• _Work to do_
The records that follow must be reproduced in full, exactly as written.

>> START

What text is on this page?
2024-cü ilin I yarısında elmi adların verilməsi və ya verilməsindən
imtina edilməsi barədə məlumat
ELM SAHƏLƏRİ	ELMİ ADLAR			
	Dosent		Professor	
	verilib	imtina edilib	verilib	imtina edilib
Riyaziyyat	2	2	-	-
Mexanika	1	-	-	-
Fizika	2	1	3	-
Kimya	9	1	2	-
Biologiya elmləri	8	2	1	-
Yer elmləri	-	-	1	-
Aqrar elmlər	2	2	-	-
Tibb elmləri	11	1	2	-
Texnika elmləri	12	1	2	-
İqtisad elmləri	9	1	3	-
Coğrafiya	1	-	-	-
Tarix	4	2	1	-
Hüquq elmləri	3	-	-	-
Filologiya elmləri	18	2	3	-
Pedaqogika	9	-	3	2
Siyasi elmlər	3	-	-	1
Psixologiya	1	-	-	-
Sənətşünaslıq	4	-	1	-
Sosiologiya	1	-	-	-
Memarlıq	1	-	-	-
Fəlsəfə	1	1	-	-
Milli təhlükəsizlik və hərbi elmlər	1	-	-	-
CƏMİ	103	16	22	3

>> END

• _Result of this task_
What text is on this page?
2024-cü ilin I yarısında elmi adların verilməsi və ya verilməsindən
imtina edilməsi barədə məlumat
ELM SAHƏLƏRİ	ELMİ ADLAR			
	Dosent		Professor	
	verilib	imtina edilib	verilib	imtina edilib
Riyaziyyat	2	2	-	-
Mexanika	1	-	-	-
Fizika	2	1	3	-
Kimya	9	1	2	-
Biologiya elmləri	8	2	1	-
Yer elmləri	-	-	1	-
Aqrar elmlər	2	2	-	-
Tibb elmləri	11	1	2	-
Texnika elmləri	12	1	2	-
İqtisad elmləri	9	1	3	-
Coğrafiya	1	-	-	-
Tarix	4	2	1	-
Hüquq elmləri	3	-	-	-
Filologiya elmləri	18	2	3	-
Pedaqogika	9	-	3	2
Siyasi elmlər	3	-	-	1
Psixologiya	1	-	-	-
Sənətşünaslıq	4	-	1	-
Sosiologiya	1	-	-	-
Memarlıq	1	-	-	-
Fəlsəfə	1	1	-	-
Milli təhlükəsizlik və hərbi elmlər	1	-	-	-
CƏMİ	103	16	22	3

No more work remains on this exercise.